**Directions**: Tally the lines of the listing that contain the string "METRICS". Give the number and nothing else.

[Figure dataset records]
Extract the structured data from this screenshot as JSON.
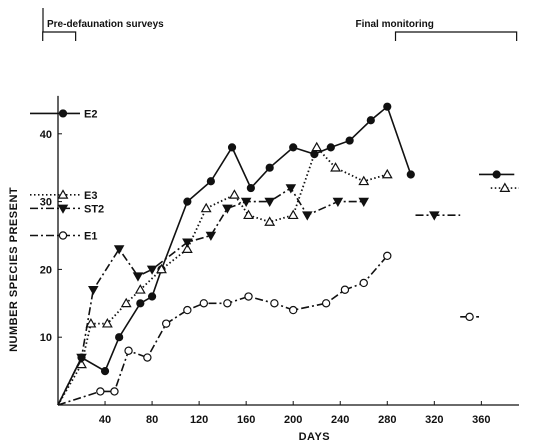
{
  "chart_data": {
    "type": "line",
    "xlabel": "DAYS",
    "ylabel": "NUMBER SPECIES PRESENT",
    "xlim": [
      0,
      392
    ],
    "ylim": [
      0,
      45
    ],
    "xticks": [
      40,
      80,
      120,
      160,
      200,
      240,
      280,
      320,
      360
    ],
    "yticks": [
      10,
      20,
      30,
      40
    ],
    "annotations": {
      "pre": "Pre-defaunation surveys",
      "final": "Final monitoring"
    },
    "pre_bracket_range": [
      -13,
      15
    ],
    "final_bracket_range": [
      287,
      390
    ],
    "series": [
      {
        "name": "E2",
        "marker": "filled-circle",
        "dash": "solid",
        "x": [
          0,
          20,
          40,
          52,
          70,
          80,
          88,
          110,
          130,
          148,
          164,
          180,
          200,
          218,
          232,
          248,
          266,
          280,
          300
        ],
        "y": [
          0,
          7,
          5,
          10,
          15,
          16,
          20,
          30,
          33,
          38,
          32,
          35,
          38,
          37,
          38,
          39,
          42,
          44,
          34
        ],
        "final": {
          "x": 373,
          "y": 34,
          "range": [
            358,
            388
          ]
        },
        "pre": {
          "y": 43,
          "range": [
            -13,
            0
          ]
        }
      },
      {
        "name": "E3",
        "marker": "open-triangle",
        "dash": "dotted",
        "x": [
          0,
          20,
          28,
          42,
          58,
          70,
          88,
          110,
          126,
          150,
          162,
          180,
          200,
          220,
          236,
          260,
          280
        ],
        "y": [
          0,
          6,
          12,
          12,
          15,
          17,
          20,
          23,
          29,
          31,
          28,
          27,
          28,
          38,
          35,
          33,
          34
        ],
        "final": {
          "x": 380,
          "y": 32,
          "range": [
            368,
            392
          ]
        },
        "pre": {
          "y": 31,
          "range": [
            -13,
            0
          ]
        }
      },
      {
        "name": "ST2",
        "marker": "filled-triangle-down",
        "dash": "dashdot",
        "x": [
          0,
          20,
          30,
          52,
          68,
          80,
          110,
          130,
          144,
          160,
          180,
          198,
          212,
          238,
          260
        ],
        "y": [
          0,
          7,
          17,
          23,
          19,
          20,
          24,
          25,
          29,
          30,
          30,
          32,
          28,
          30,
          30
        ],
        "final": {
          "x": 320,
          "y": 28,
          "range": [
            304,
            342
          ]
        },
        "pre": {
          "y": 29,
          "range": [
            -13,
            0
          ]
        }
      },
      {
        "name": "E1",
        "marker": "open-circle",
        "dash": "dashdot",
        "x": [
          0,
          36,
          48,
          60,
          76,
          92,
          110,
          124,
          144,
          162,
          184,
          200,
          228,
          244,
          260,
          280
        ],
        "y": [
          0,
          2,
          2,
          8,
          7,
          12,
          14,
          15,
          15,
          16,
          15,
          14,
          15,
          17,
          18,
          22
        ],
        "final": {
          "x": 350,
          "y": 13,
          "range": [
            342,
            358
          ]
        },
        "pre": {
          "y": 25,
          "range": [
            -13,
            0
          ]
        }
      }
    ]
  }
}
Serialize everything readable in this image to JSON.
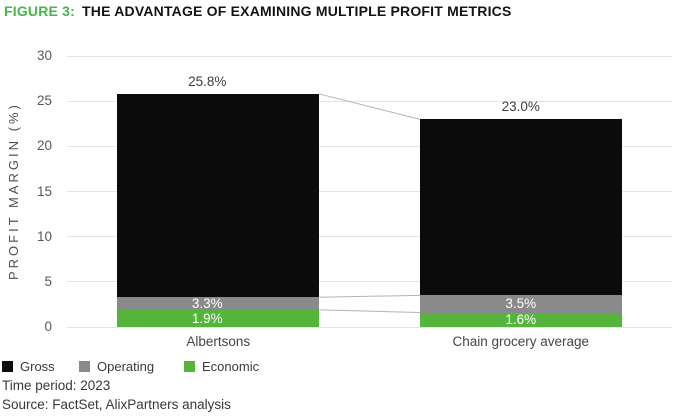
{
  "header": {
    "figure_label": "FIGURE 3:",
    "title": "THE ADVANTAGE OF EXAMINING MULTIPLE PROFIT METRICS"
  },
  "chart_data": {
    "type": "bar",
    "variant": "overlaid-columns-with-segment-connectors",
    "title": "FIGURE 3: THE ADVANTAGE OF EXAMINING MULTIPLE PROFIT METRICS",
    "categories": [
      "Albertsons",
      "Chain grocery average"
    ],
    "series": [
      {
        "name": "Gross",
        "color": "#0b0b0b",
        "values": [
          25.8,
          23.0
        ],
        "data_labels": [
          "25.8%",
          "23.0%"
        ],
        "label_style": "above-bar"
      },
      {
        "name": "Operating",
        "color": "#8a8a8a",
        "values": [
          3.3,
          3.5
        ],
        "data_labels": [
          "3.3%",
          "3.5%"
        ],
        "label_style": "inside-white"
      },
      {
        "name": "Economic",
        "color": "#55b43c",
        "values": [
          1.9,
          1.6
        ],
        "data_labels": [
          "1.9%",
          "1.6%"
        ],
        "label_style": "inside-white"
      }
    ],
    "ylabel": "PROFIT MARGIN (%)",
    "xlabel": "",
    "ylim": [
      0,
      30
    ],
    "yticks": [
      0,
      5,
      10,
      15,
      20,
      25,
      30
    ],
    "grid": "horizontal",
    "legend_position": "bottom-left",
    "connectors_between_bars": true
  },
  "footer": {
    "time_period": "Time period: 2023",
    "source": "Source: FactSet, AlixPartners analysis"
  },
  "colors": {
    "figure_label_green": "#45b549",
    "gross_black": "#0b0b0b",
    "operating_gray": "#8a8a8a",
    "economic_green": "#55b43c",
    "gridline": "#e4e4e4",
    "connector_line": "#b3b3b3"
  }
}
--
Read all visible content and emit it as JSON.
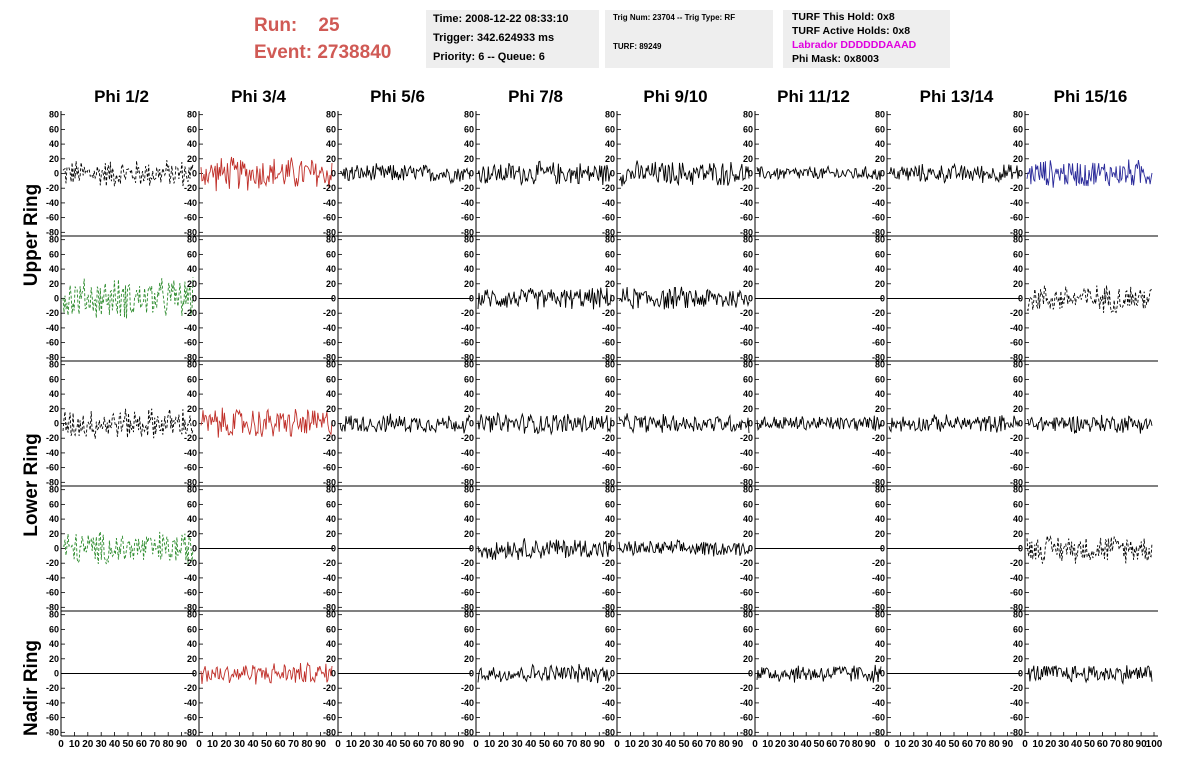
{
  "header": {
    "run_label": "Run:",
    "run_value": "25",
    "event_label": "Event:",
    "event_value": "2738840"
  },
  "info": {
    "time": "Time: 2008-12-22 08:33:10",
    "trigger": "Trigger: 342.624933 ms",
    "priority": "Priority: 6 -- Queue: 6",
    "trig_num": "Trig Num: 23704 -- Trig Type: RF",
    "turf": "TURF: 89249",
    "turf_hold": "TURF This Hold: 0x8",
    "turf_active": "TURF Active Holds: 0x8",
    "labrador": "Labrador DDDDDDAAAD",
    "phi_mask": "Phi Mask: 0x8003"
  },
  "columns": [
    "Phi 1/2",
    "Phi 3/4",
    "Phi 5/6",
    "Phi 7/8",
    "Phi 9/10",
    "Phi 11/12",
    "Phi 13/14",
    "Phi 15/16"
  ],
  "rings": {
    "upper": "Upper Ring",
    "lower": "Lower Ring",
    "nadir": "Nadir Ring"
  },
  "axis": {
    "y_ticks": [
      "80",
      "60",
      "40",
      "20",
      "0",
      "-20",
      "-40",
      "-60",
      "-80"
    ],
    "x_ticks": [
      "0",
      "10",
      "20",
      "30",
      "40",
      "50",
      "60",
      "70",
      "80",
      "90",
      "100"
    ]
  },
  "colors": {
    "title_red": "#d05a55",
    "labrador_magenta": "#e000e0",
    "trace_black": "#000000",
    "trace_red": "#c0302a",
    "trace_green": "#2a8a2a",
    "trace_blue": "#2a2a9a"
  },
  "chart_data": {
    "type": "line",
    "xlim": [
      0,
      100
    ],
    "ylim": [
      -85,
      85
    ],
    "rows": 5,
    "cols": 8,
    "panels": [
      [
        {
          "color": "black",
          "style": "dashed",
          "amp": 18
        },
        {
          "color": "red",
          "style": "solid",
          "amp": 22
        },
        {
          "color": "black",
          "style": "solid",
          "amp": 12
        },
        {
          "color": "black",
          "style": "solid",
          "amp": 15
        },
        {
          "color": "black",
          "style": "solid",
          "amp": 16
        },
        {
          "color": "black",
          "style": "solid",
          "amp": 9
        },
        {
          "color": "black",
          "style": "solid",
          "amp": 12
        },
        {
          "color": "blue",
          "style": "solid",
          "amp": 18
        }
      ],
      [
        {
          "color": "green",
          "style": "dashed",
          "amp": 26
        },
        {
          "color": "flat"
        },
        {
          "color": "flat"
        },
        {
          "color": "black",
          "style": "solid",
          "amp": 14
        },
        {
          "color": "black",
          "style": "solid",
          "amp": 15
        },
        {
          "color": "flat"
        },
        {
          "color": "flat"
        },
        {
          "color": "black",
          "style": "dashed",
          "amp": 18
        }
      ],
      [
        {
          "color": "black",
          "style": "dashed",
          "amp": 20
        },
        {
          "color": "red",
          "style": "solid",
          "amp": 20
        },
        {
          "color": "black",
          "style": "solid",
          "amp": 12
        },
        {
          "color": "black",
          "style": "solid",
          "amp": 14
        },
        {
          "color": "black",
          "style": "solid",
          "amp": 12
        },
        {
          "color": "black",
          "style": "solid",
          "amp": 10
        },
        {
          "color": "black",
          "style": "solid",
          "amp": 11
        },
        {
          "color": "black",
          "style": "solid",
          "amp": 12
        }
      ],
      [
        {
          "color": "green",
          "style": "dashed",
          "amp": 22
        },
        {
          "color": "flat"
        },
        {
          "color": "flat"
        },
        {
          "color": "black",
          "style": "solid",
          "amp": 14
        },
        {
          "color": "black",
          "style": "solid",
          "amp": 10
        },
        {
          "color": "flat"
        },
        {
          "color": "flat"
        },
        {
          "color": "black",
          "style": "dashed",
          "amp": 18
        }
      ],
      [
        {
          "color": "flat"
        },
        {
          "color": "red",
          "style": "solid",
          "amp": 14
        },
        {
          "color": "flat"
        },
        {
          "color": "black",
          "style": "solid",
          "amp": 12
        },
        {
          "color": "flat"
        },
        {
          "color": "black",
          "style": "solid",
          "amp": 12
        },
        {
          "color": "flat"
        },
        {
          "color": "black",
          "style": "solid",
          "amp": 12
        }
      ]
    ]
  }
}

**Solution below**: 2